Required work = In the entries, find all lines that hold the word "icon" and copy them.

Records shown =
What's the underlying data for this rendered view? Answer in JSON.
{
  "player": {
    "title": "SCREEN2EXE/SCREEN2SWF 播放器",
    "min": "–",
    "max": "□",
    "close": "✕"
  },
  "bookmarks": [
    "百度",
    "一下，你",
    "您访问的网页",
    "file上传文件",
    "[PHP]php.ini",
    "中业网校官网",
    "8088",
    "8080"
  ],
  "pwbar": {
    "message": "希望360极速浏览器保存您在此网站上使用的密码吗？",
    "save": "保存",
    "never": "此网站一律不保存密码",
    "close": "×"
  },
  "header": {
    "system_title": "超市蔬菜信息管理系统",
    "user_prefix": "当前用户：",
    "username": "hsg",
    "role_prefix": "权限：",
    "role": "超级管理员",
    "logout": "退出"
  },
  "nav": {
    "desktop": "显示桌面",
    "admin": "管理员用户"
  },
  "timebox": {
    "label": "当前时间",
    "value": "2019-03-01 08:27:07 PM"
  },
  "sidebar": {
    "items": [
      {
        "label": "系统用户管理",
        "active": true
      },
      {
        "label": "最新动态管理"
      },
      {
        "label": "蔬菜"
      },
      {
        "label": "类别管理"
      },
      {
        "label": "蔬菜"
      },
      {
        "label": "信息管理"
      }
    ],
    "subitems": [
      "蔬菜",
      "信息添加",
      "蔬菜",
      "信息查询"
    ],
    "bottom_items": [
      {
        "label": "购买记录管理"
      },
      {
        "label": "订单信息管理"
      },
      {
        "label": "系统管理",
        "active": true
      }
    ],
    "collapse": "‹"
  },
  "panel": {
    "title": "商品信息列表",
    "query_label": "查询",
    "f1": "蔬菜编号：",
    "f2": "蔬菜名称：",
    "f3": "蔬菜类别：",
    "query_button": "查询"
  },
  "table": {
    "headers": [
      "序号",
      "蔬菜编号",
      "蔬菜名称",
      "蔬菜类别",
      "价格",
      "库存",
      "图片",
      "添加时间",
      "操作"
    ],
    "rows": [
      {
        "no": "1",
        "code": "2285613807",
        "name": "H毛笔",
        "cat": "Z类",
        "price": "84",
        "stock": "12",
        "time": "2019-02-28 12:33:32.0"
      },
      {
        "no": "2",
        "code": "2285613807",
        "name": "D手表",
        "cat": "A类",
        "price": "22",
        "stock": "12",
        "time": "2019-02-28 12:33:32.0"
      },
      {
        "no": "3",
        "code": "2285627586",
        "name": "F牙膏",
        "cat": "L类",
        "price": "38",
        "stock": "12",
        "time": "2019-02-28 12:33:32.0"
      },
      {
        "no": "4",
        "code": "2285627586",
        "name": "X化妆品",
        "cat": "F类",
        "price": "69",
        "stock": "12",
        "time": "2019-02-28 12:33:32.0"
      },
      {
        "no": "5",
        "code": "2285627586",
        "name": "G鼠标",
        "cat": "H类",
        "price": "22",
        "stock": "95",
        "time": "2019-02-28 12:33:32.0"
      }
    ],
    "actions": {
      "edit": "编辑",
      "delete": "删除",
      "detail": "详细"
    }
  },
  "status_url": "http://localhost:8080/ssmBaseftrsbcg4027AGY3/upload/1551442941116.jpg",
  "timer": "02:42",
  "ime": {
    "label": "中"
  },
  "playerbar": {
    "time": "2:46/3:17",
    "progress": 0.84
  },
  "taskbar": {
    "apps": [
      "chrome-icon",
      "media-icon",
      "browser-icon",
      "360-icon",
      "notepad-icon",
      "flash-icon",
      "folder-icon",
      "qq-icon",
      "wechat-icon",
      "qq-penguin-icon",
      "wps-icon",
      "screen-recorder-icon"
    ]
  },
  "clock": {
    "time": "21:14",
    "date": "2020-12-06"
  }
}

Right answer =
      "chrome-icon",
      "media-icon",
      "browser-icon",
      "360-icon",
      "notepad-icon",
      "flash-icon",
      "folder-icon",
      "qq-icon",
      "wechat-icon",
      "qq-penguin-icon",
      "wps-icon",
      "screen-recorder-icon"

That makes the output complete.